[Stored records]
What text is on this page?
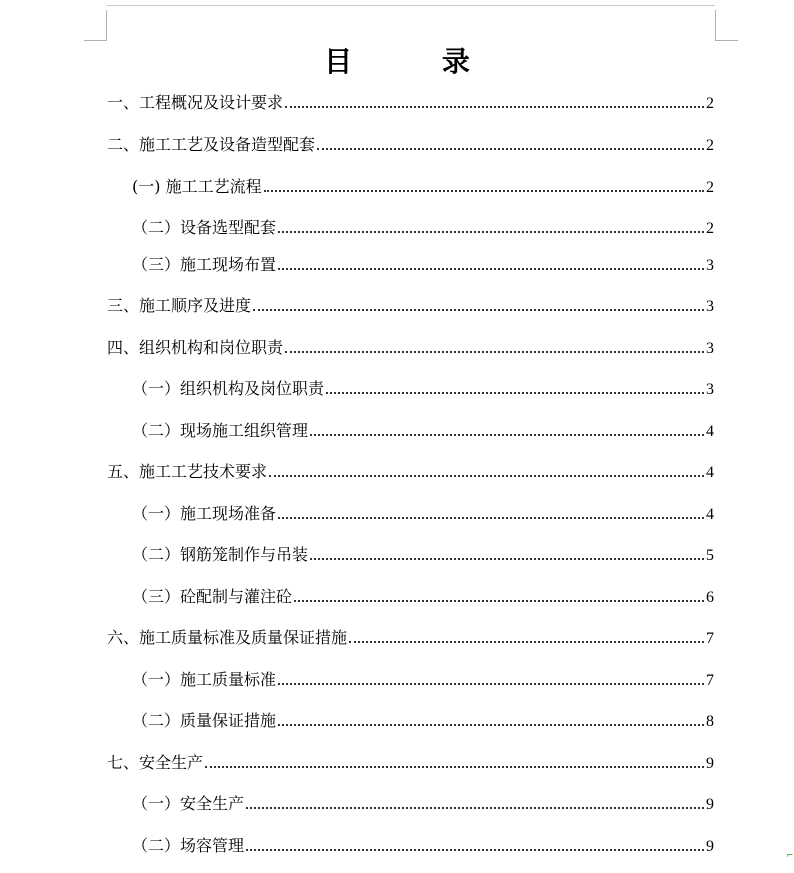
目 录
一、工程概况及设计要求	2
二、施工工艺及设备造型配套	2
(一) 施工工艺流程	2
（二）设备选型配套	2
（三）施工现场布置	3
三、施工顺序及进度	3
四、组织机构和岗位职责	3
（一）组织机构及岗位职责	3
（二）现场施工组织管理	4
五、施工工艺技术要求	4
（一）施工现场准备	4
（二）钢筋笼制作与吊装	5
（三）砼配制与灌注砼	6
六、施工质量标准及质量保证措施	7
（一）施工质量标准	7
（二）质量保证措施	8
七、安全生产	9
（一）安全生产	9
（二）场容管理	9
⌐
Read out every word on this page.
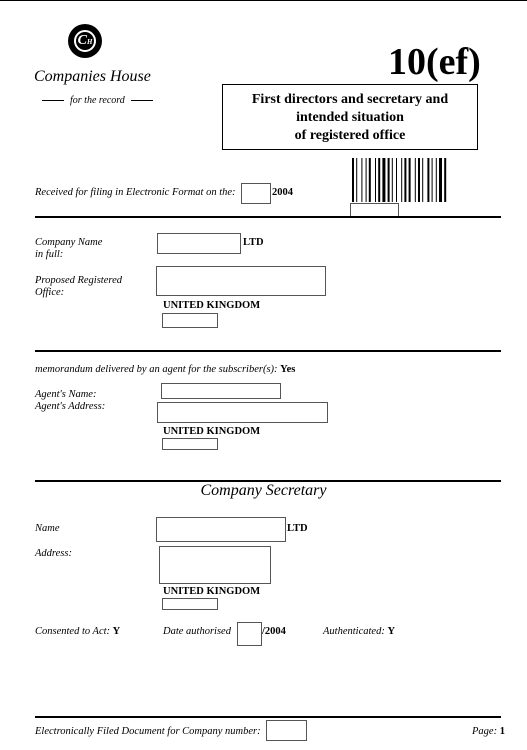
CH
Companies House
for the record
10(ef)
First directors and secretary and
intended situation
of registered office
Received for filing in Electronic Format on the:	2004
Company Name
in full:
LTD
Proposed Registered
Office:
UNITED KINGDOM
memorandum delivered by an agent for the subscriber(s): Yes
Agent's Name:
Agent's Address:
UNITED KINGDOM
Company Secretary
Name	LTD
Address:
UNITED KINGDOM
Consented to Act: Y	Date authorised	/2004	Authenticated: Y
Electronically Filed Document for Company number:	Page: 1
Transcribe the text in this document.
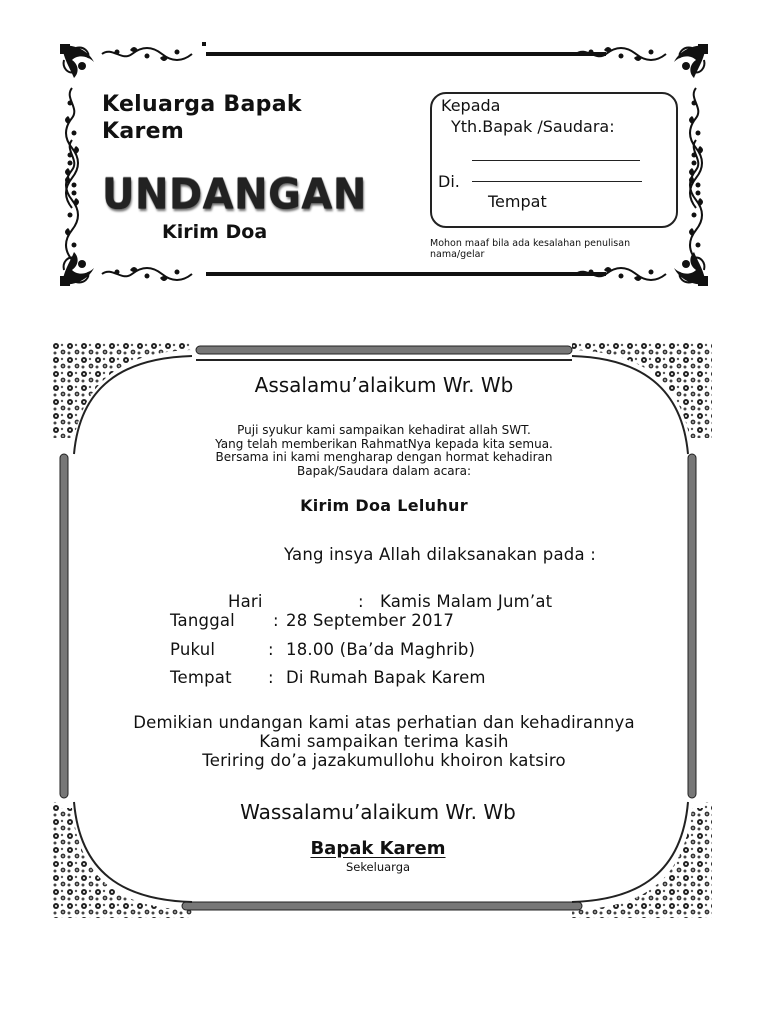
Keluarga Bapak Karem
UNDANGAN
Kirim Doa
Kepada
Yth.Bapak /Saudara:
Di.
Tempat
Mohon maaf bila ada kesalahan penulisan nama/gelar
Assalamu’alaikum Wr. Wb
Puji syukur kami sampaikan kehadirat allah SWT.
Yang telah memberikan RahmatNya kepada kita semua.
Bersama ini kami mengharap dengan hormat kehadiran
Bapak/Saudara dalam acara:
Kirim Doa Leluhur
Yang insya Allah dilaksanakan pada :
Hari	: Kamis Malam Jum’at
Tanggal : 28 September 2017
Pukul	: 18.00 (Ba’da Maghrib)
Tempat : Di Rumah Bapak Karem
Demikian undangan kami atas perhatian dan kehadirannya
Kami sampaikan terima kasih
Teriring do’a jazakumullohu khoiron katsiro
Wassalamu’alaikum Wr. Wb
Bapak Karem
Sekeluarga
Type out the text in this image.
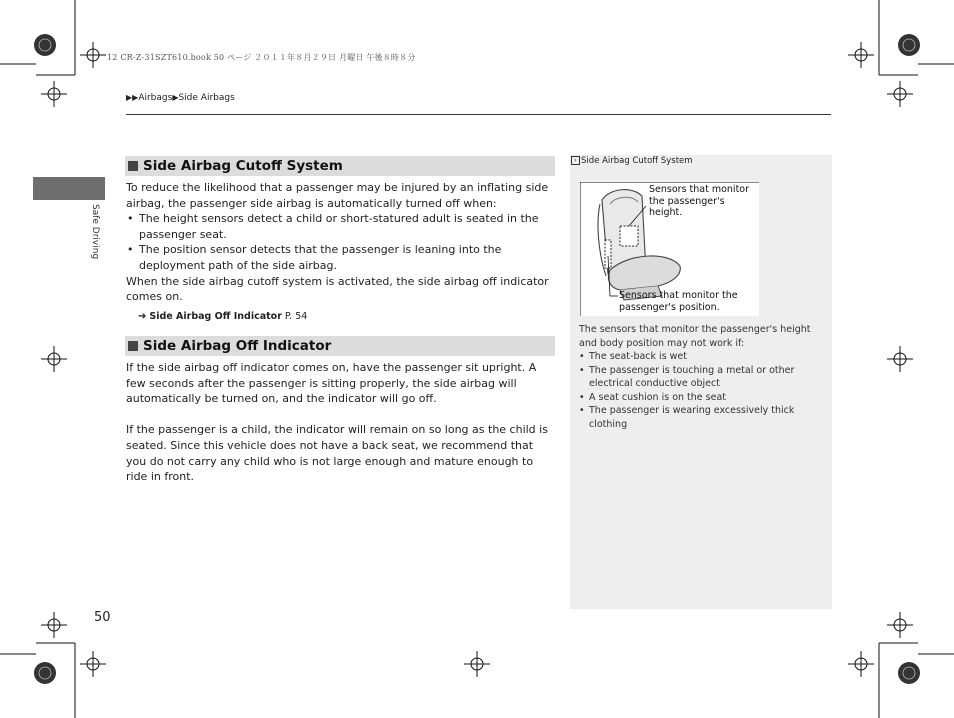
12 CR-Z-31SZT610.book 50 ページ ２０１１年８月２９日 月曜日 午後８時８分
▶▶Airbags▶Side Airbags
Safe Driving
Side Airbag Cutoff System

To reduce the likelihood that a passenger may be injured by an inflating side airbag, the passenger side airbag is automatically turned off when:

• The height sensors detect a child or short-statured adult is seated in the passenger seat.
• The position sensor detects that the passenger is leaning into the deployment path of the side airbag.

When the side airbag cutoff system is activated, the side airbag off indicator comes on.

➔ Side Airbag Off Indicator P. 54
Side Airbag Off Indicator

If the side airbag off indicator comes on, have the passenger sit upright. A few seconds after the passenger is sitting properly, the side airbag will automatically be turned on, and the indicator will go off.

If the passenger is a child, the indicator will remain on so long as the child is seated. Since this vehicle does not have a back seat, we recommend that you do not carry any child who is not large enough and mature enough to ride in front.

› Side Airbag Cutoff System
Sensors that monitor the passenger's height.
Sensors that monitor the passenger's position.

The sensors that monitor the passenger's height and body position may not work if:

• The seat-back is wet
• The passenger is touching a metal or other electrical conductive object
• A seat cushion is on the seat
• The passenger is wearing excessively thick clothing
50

▸ WHAT NEEDS TO BE DONE
Write down only the number of lines that contain the string "this" in the listing.

▸ OUTPUT BELOW
5